TO DO
Return a copy of every line in the records that includes the word "space".

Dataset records
• • • • •

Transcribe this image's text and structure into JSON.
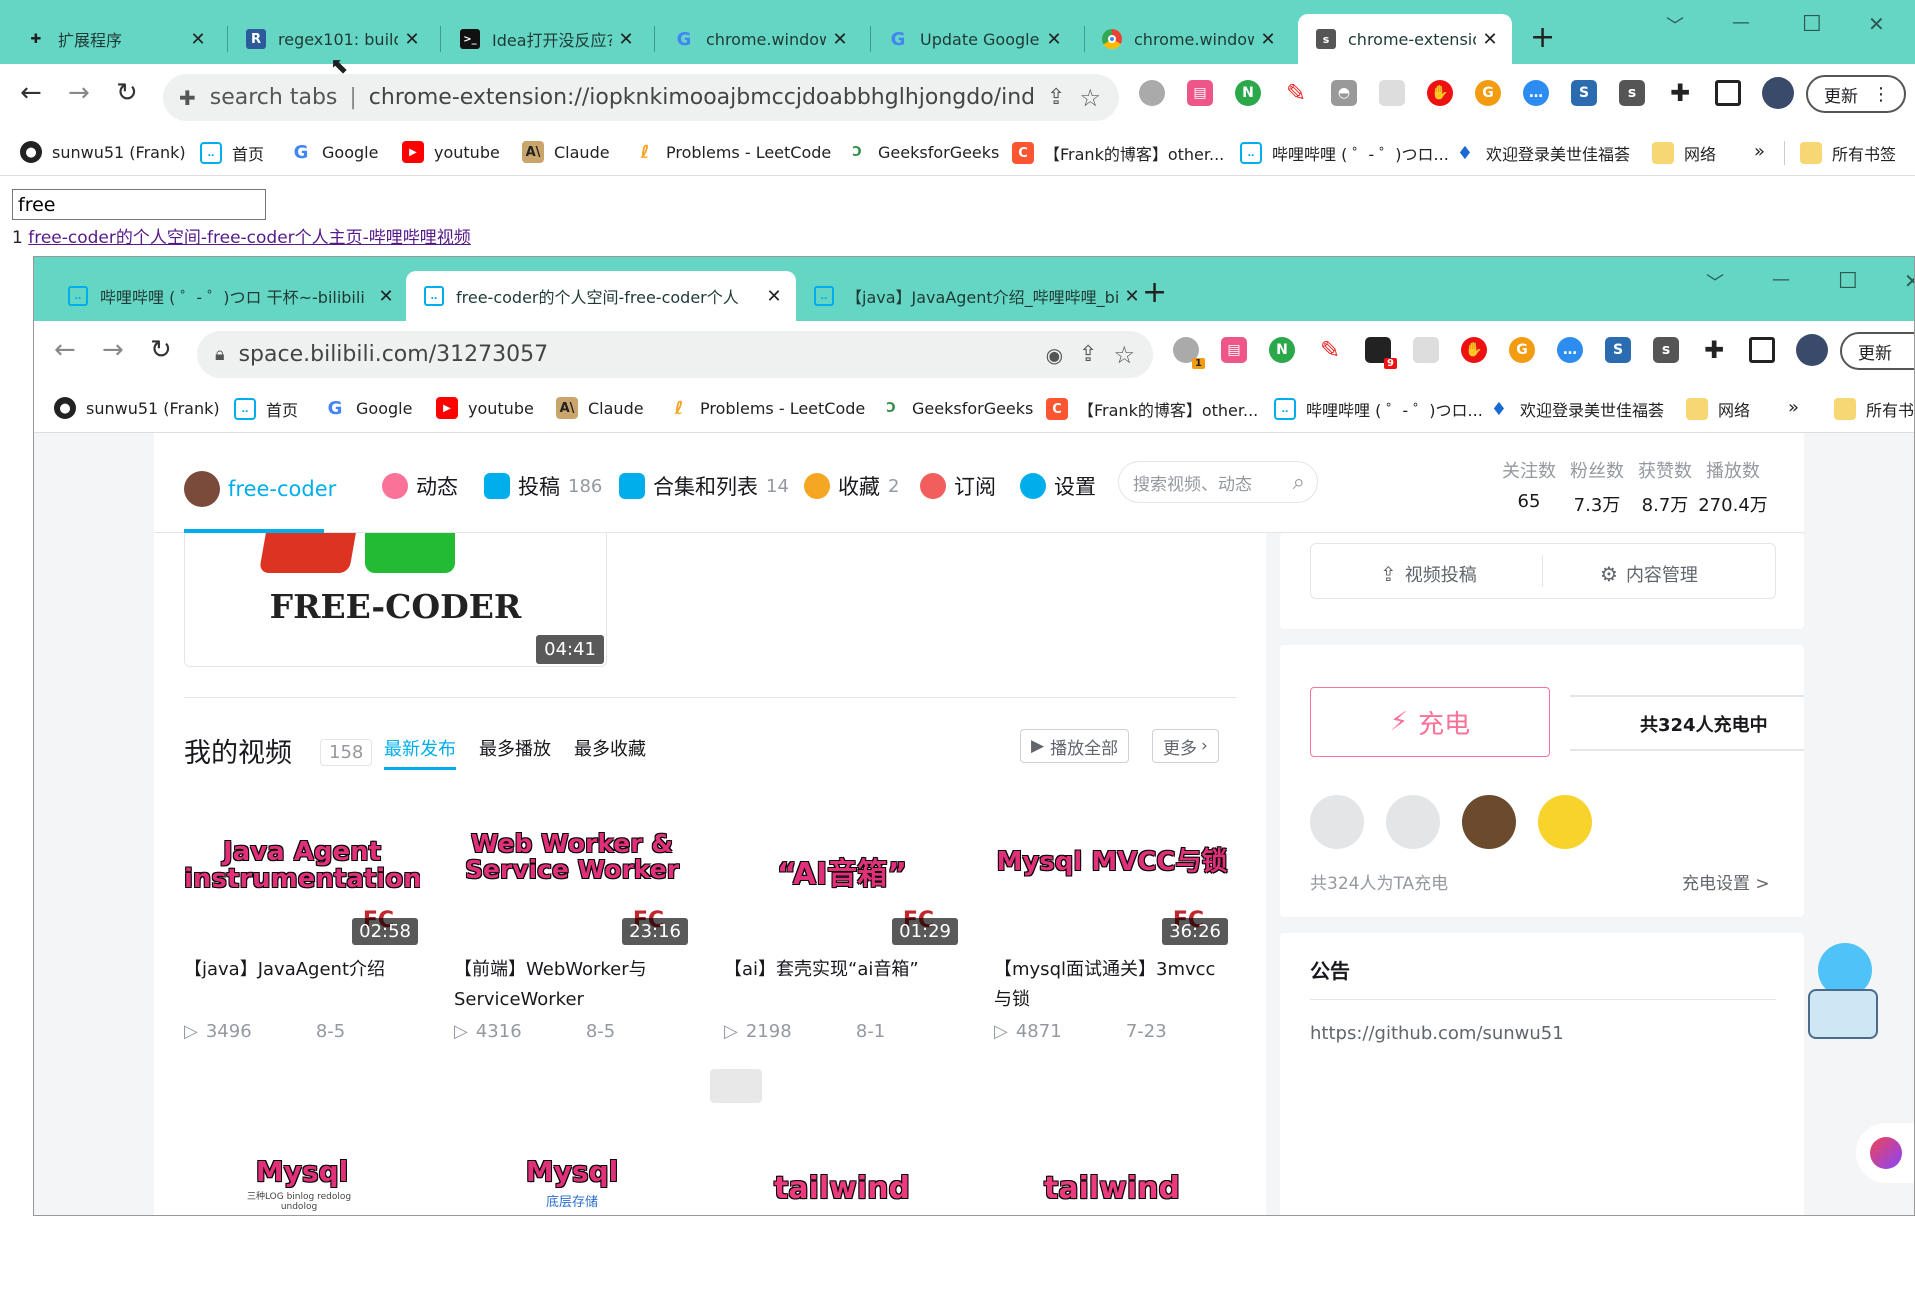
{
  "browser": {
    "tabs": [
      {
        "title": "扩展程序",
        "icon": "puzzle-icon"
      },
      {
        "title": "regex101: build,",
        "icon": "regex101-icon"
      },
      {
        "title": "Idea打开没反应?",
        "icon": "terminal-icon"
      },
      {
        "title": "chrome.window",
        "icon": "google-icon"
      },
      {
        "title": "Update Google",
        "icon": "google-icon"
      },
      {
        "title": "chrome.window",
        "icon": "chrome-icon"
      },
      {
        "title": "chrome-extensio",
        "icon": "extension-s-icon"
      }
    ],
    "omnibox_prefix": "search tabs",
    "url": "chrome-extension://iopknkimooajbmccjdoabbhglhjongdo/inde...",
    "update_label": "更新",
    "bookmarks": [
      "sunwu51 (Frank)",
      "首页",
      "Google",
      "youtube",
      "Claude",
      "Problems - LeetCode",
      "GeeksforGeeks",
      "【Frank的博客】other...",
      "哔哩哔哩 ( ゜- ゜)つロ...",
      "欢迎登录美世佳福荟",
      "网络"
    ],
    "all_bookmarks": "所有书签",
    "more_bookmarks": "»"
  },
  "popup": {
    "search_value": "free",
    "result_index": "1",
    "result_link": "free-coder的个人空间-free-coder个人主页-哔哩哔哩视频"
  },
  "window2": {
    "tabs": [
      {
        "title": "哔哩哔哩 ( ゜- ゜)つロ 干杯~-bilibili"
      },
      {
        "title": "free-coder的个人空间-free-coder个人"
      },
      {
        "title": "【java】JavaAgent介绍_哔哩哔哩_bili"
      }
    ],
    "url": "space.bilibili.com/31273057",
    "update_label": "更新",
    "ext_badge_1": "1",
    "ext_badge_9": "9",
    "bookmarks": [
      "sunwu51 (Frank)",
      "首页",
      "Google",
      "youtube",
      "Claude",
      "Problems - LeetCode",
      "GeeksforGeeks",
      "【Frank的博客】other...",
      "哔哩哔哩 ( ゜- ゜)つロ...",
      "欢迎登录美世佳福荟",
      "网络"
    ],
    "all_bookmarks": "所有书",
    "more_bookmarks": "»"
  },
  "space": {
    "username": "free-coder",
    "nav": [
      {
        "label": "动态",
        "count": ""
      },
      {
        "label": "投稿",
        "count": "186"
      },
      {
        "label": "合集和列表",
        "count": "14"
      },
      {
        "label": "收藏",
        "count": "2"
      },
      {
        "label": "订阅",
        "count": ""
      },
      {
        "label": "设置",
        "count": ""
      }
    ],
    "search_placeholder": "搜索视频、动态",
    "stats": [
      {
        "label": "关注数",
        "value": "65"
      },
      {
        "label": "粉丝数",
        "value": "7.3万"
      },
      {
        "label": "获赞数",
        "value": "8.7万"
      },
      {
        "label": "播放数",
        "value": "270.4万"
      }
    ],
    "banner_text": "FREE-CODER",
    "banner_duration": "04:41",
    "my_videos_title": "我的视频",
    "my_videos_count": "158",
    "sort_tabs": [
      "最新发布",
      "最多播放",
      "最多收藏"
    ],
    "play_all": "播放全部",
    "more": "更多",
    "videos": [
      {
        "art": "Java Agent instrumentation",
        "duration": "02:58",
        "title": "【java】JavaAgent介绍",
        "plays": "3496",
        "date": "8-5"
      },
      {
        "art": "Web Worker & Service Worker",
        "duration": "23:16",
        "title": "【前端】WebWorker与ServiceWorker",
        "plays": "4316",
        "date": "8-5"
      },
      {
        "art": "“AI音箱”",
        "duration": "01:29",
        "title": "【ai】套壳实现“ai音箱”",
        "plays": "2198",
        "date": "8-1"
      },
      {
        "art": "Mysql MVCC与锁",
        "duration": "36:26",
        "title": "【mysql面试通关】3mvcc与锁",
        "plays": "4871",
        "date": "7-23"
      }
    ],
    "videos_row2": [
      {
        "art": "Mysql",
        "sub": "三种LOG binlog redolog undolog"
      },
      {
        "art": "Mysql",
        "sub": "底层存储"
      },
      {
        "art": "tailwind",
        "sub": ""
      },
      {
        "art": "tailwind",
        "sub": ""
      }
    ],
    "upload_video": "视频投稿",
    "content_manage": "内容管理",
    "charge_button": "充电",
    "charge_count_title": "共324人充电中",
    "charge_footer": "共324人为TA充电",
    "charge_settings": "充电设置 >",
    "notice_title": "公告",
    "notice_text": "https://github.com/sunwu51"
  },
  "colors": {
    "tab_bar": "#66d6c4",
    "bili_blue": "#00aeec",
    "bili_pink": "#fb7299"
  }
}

• • • • •

REPLY
    "url": "space.bilibili.com/31273057",
  "space": {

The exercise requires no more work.